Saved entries
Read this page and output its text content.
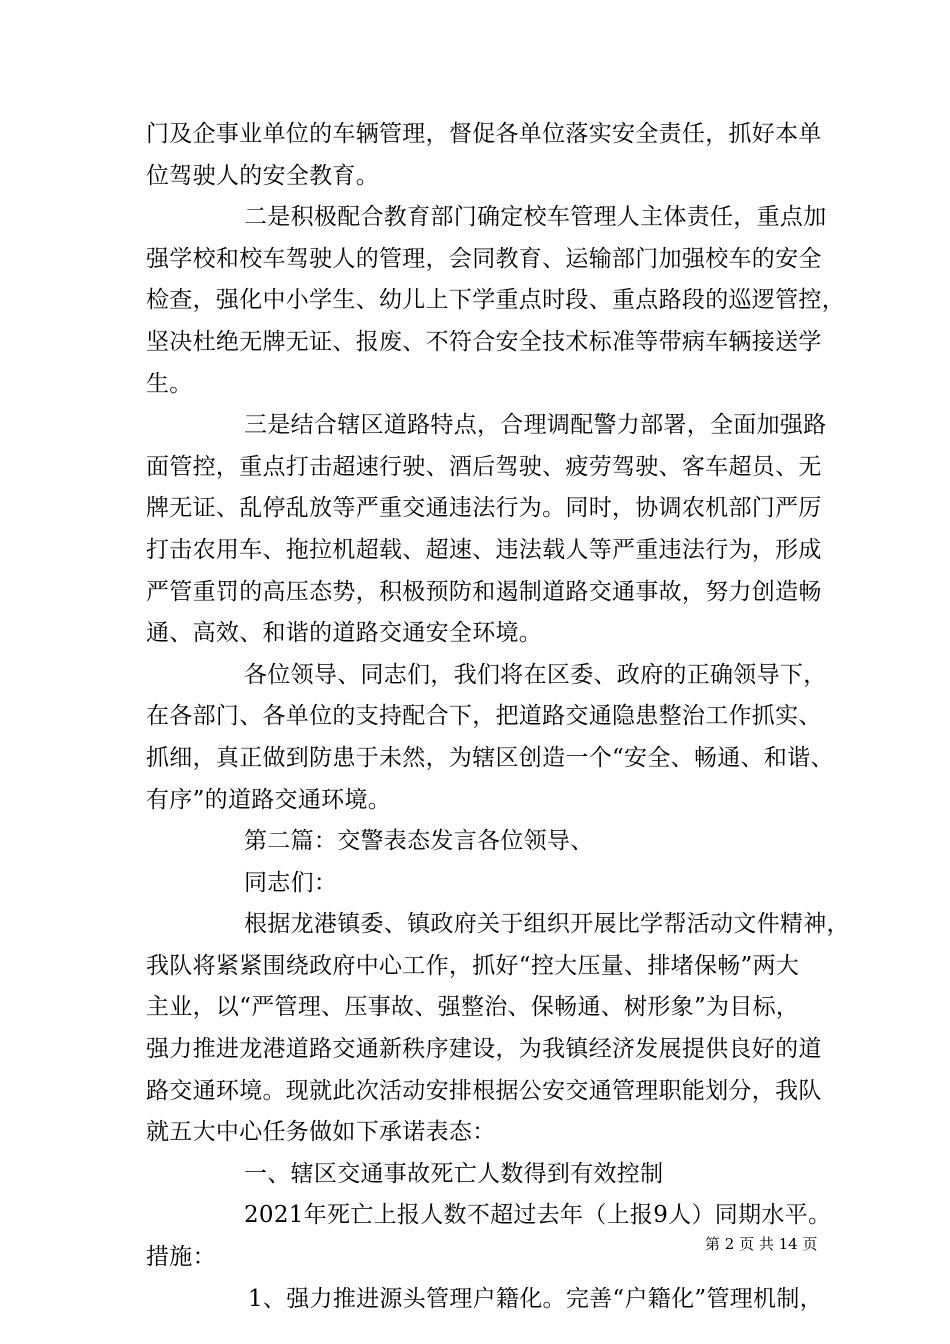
门及企事业单位的车辆管理，督促各单位落实安全责任，抓好本单
位驾驶人的安全教育。
二是积极配合教育部门确定校车管理人主体责任，重点加
强学校和校车驾驶人的管理，会同教育、运输部门加强校车的安全
检查，强化中小学生、幼儿上下学重点时段、重点路段的巡逻管控，
坚决杜绝无牌无证、报废、不符合安全技术标准等带病车辆接送学
生。
三是结合辖区道路特点，合理调配警力部署，全面加强路
面管控，重点打击超速行驶、酒后驾驶、疲劳驾驶、客车超员、无
牌无证、乱停乱放等严重交通违法行为。同时，协调农机部门严厉
打击农用车、拖拉机超载、超速、违法载人等严重违法行为，形成
严管重罚的高压态势，积极预防和遏制道路交通事故，努力创造畅
通、高效、和谐的道路交通安全环境。
各位领导、同志们，我们将在区委、政府的正确领导下，
在各部门、各单位的支持配合下，把道路交通隐患整治工作抓实、
抓细，真正做到防患于未然，为辖区创造一个“安全、畅通、和谐、
有序”的道路交通环境。
第二篇：交警表态发言各位领导、
同志们：
根据龙港镇委、镇政府关于组织开展比学帮活动文件精神，
我队将紧紧围绕政府中心工作，抓好“控大压量、排堵保畅”两大
主业，以“严管理、压事故、强整治、保畅通、树形象”为目标，
强力推进龙港道路交通新秩序建设，为我镇经济发展提供良好的道
路交通环境。现就此次活动安排根据公安交通管理职能划分，我队
就五大中心任务做如下承诺表态：
一、辖区交通事故死亡人数得到有效控制
2021年死亡上报人数不超过去年（上报9人）同期水平。
措施：
1、强力推进源头管理户籍化。完善“户籍化”管理机制，
第 2 页 共 14 页
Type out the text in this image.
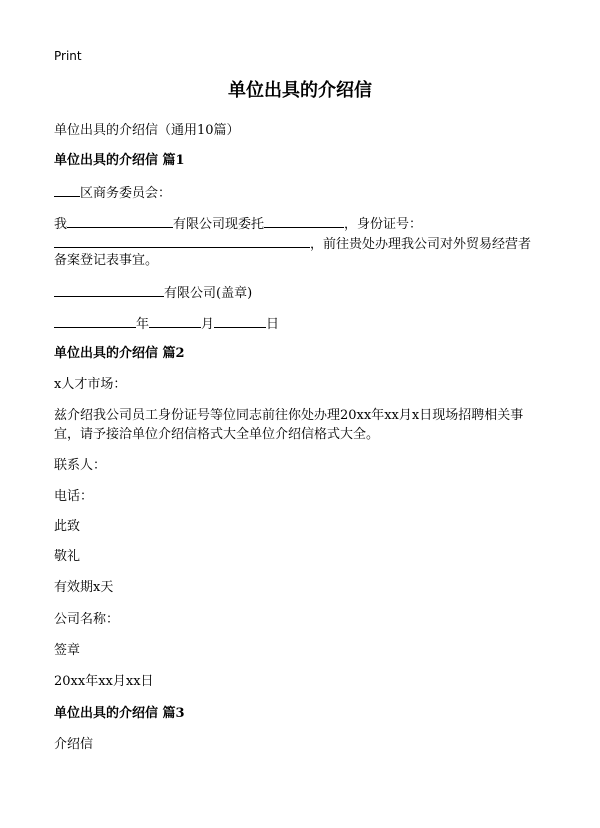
Print
单位出具的介绍信
单位出具的介绍信（通用10篇）
单位出具的介绍信 篇1
区商务委员会：
我	有限公司现委托	，身份证号：
，前往贵处办理我公司对外贸易经营者
备案登记表事宜。
有限公司(盖章)
年	月	日
单位出具的介绍信 篇2
x人才市场：
兹介绍我公司员工身份证号等位同志前往你处办理20xx年xx月x日现场招聘相关事
宜，请予接洽单位介绍信格式大全单位介绍信格式大全。
联系人：
电话：
此致
敬礼
有效期x天
公司名称：
签章
20xx年xx月xx日
单位出具的介绍信 篇3
介绍信
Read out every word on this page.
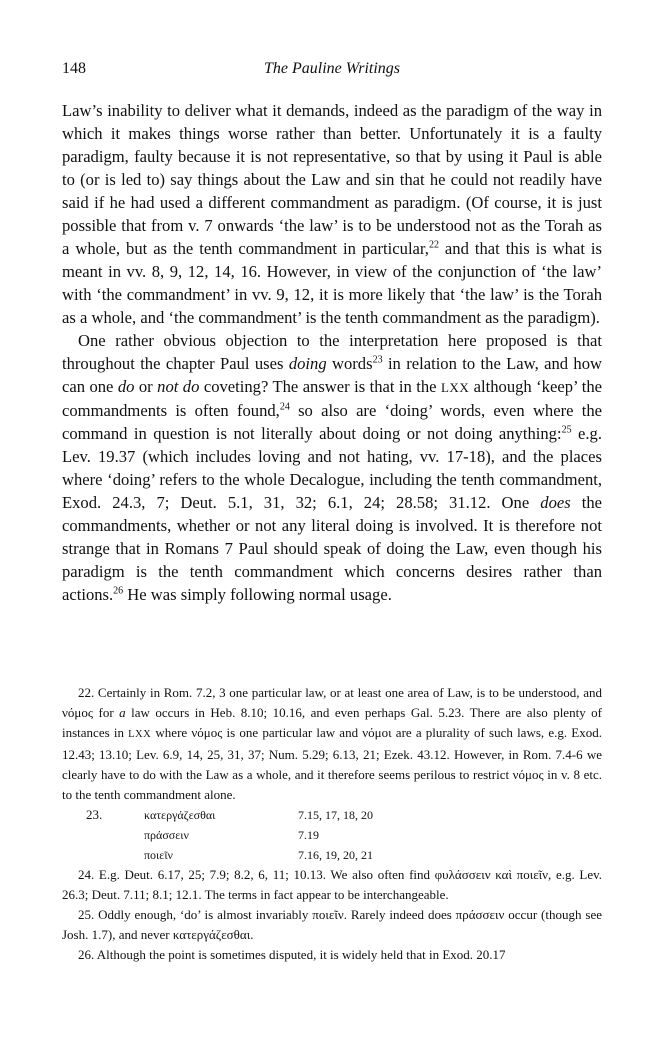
148	The Pauline Writings

Law’s inability to deliver what it demands, indeed as the paradigm of the way in which it makes things worse rather than better. Unfortunately it is a faulty paradigm, faulty because it is not representative, so that by using it Paul is able to (or is led to) say things about the Law and sin that he could not readily have said if he had used a different commandment as paradigm. (Of course, it is just possible that from v. 7 onwards ‘the law’ is to be understood not as the Torah as a whole, but as the tenth commandment in particular,$^{22}$ and that this is what is meant in vv. 8, 9, 12, 14, 16. However, in view of the conjunction of ‘the law’ with ‘the commandment’ in vv. 9, 12, it is more likely that ‘the law’ is the Torah as a whole, and ‘the commandment’ is the tenth commandment as the paradigm).

One rather obvious objection to the interpretation here proposed is that throughout the chapter Paul uses doing words$^{23}$ in relation to the Law, and how can one do or not do coveting? The answer is that in the LXX although ‘keep’ the commandments is often found,$^{24}$ so also are ‘doing’ words, even where the command in question is not literally about doing or not doing anything:$^{25}$ e.g. Lev. 19.37 (which includes loving and not hating, vv. 17-18), and the places where ‘doing’ refers to the whole Decalogue, including the tenth commandment, Exod. 24.3, 7; Deut. 5.1, 31, 32; 6.1, 24; 28.58; 31.12. One does the commandments, whether or not any literal doing is involved. It is therefore not strange that in Romans 7 Paul should speak of doing the Law, even though his paradigm is the tenth commandment which concerns desires rather than actions.$^{26}$ He was simply following normal usage.

22. Certainly in Rom. 7.2, 3 one particular law, or at least one area of Law, is to be understood, and νόμος for a law occurs in Heb. 8.10; 10.16, and even perhaps Gal. 5.23. There are also plenty of instances in LXX where νόμος is one particular law and νόμοι are a plurality of such laws, e.g. Exod. 12.43; 13.10; Lev. 6.9, 14, 25, 31, 37; Num. 5.29; 6.13, 21; Ezek. 43.12. However, in Rom. 7.4-6 we clearly have to do with the Law as a whole, and it therefore seems perilous to restrict νόμος in v. 8 etc. to the tenth commandment alone.

23.	κατεργάζεσθαι	7.15, 17, 18, 20
πράσσειν	7.19
ποιεῖν	7.16, 19, 20, 21

24. E.g. Deut. 6.17, 25; 7.9; 8.2, 6, 11; 10.13. We also often find φυλάσσειν καὶ ποιεῖν, e.g. Lev. 26.3; Deut. 7.11; 8.1; 12.1. The terms in fact appear to be interchangeable.

25. Oddly enough, ‘do’ is almost invariably ποιεῖν. Rarely indeed does πράσσειν occur (though see Josh. 1.7), and never κατεργάζεσθαι.

26. Although the point is sometimes disputed, it is widely held that in Exod. 20.17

**DO THIS:** In the records above, collect each line with "πράσσειν".

**EXERCISE SOLUTION:**
πράσσειν	7.19
25. Oddly enough, ‘do’ is almost invariably ποιεῖν. Rarely indeed does πράσσειν occur (though see Josh. 1.7), and never κατεργάζεσθαι.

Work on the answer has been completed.